Мне кажется, что в этом пассаже достигнут предел возможного в жанре эссе; его сила — в той возвышенности, с которой в нем отвергаются худшие проявления лучших людей: Сократа и Александра. Писательская меланхолия с ее амбивалентностью осталась позади; не возникает ощущения запоздалости, когда Монтень подступается к древним, которых он чтит, но судит сообразно с человеческой мудростью. По словам Фрейма, Монтень гуманизировал гуманизм, и мудрость эта держится на единственном знании, которым мы можем обладать: знании о том, как жить. Но такая формулировка уводит нас от Монтеня, и нам следует вернуться к написанному им самим, дабы вновь приобщиться к канонической мудрости, которой мы больше нигде не сыщем. В эссе «Об опыте», каким бы мудрым оно ни было, всего существеннее то, что в нем все построения имеют основу в музыке познания, звучащей лишь там:
Действительно, уменье достойно проявить себя в своей природной сущности есть признак совершенства и качество почти божественное. Мы стремимся быть чем-то иным, не желая вникнуть в свое существо, и выходим за свои естественные границы, не зная, к чему мы по-настоящему способны. Незачем нам вставать на ходули, ибо и на ходулях надо передвигаться с помощью своих ног. И даже на самом высоком из земных престолов сидим мы на своем заду[225].
Паскаль, надо полагать, был просто убит этим комическим ходом мысли, не допускающим трансцендентального томления, религиозных пари и трагизма сокровенности Бога. Сейчас, когда мы, сломя голову, несемся к новой Теократической эпохе, эти четыре фразы Монтеня должны служить нам талисманом, охраняющим от разжигателей апокалипсиса. Монтень тоже находится в центре Западного канона потому, что и самый помятый жизнью читатель может найти себя, используя книгу Монтеня как пособие. До пришествия Фрейда ни один светский моралист не дал нам и доли того, что дал Монтень, и теперь мне кажется, что мы по-настоящему отдадим Фрейду должное, если будем видеть в нем Монтеня нашей Хаотической эпохи.
Викторианский поэт и прозаик Джордж Мередит, написавший высокую комедию в духе Мольера — свой лучший роман «Эгоист», — сочинил также «Эссе о комедии», в котором Мольер довольно неустойчиво располагается между высшим и средним «классовыми элементами» своей публики — он играет разом для двора и для города, но сердце его втайне принадлежит городу. Это, наверное, идеализация, так как Мольер, сын обойщика-драпировщика, даже в большей мере, чем сын перчаточника Шекспир, представляется главным комедиографом Аристократической эпохи. Поздний Монтень отождествлял свое мировоззрение с мировоззрением обычных людей; но Мольер, как и Шекспир, редко дает нам понять, кому он сильнее всего сочувствует. Как и Монтень, он натуралист[226] и, может быть, даже скептик, и он определенно такой же светский, мирской человек, как Шекспир.

▶ _РАБОЧЕЕ ЗАДАНИЕ 1_
Чьим сыном был Мольер, согласно цитируемому отрывку?
▶ _РАБОЧЕЕ ЗАДАНИЕ 2_
Повторите дословно часть цитируемого отрывка от слов «Паскаль, надо полагать, был» до слов «нашей Хаотической эпохи.».
Опирайтесь только на сам текст отрывка.

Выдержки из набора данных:

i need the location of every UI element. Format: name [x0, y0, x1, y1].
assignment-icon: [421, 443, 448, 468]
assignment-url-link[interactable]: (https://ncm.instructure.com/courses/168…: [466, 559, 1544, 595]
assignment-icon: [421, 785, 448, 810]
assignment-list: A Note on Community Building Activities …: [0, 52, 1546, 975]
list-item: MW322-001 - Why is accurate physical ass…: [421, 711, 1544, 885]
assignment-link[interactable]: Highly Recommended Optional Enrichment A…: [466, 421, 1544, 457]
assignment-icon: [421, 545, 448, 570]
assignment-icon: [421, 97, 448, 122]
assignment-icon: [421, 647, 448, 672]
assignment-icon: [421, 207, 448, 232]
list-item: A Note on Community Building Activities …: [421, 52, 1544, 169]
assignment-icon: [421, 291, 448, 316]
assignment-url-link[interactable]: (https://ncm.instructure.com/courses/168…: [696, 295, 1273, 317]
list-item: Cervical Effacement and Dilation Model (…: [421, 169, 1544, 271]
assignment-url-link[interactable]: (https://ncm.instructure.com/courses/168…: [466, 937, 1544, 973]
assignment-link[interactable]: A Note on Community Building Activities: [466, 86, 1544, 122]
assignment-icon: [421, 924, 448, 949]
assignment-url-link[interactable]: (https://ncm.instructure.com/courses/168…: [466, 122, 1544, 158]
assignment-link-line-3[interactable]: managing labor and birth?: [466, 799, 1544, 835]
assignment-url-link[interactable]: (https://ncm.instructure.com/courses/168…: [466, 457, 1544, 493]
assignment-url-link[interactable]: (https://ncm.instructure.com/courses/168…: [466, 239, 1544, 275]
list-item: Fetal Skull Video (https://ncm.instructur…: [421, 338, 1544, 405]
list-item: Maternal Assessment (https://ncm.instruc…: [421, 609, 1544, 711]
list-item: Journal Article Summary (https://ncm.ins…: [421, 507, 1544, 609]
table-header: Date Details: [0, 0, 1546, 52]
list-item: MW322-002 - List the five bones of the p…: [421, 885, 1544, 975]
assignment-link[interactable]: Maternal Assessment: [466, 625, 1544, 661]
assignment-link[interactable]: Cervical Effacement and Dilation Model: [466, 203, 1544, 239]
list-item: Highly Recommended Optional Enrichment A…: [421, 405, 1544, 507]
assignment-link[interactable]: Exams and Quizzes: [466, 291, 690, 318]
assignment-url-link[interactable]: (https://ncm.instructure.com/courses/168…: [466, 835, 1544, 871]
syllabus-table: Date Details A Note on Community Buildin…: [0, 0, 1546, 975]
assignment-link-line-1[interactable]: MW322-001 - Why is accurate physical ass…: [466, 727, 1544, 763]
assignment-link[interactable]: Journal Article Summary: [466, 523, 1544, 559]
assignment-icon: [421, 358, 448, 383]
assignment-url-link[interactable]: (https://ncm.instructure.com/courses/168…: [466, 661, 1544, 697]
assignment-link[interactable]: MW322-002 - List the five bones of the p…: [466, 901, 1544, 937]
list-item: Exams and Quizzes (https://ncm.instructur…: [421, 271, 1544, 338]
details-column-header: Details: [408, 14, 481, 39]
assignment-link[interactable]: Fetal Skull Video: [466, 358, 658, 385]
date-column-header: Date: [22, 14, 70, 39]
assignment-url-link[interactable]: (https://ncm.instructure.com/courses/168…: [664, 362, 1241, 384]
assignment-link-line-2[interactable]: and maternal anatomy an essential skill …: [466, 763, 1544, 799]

▶ _ПИСЬМЕННЫЙ ОТВЕТ 1_
Сыном обойщика-драпировщика.

▶ _ПИСЬМЕННЫЙ ОТВЕТ 2_
Паскаль, надо полагать, был просто убит этим комическим ходом мысли, не допускающим трансцендентального томления, религиозных пари и трагизма сокровенности Бога. Сейчас, когда мы, сломя голову, несемся к новой Теократической эпохе, эти четыре фразы Монтеня должны служить нам талисманом, охраняющим от разжигателей апокалипсиса. Монтень тоже находится в центре Западного канона потому, что и самый помятый жизнью читатель может найти себя, используя книгу Монтеня как пособие. До пришествия Фрейда ни один светский моралист не дал нам и доли того, что дал Монтень, и теперь мне кажется, что мы по-настоящему отдадим Фрейду должное, если будем видеть в нем Монтеня нашей Хаотической эпохи.